- _The problem_
Retype only what runs from the line that contains "OCR this image." through the last line of the listing below, both lines included.

[Data extracted from a collection]
★ ★ ★ ★ ★ ★ ★
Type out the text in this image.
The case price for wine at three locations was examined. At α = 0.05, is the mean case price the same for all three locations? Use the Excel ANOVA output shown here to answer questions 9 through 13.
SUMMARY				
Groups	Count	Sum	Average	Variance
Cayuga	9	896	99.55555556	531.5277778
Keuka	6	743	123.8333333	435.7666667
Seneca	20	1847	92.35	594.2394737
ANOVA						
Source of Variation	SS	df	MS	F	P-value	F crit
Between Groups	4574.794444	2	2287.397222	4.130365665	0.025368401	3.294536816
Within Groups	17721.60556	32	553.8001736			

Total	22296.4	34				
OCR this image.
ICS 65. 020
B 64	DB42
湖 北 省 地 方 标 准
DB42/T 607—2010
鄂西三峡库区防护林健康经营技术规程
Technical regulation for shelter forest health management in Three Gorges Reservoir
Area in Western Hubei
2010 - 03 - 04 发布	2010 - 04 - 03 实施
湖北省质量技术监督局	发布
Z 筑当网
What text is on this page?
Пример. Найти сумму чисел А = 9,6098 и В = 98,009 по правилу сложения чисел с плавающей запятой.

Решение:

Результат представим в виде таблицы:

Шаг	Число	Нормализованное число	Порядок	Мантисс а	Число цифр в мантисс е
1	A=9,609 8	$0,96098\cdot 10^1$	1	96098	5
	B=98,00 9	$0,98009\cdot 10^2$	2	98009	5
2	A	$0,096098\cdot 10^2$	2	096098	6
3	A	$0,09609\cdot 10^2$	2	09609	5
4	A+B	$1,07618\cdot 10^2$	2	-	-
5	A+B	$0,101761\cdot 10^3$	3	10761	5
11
★ ★ ★ ★ ★ ★ ★
- _Solution for this exercise_
OCR this image.
ICS 65. 020
B 64	DB42
湖 北 省 地 方 标 准
DB42/T 607—2010
鄂西三峡库区防护林健康经营技术规程
Technical regulation for shelter forest health management in Three Gorges Reservoir
Area in Western Hubei
2010 - 03 - 04 发布	2010 - 04 - 03 实施
湖北省质量技术监督局	发布
Z 筑当网
What text is on this page?
Пример. Найти сумму чисел А = 9,6098 и В = 98,009 по правилу сложения чисел с плавающей запятой.

Решение:

Результат представим в виде таблицы:

Шаг	Число	Нормализованное число	Порядок	Мантисс а	Число цифр в мантисс е
1	A=9,609 8	$0,96098\cdot 10^1$	1	96098	5
	B=98,00 9	$0,98009\cdot 10^2$	2	98009	5
2	A	$0,096098\cdot 10^2$	2	096098	6
3	A	$0,09609\cdot 10^2$	2	09609	5
4	A+B	$1,07618\cdot 10^2$	2	-	-
5	A+B	$0,101761\cdot 10^3$	3	10761	5
11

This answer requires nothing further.